EXTRACTED ENTRIES:
★ ★ ★ ★ ★ ★ ★

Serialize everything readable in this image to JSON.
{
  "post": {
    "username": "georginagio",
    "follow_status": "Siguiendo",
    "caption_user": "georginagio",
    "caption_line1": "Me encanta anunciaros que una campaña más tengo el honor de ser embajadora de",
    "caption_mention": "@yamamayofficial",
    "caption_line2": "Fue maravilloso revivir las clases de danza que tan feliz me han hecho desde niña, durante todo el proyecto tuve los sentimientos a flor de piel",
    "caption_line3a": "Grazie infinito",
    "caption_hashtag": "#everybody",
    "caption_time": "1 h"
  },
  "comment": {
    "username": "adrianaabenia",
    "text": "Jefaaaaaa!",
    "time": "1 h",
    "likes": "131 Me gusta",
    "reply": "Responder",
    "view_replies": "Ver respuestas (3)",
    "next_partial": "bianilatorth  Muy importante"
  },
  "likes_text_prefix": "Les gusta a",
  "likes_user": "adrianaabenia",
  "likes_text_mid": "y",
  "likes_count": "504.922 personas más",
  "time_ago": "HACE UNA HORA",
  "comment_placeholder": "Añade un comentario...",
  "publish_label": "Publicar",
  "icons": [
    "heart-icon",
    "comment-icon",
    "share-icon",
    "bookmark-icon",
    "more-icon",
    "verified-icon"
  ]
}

★ ★ ★ ★ ★ ★ ★

Find how many lines in the listing contain the word "georginagio" and give that count alone.

WRITTEN SOLUTION:
2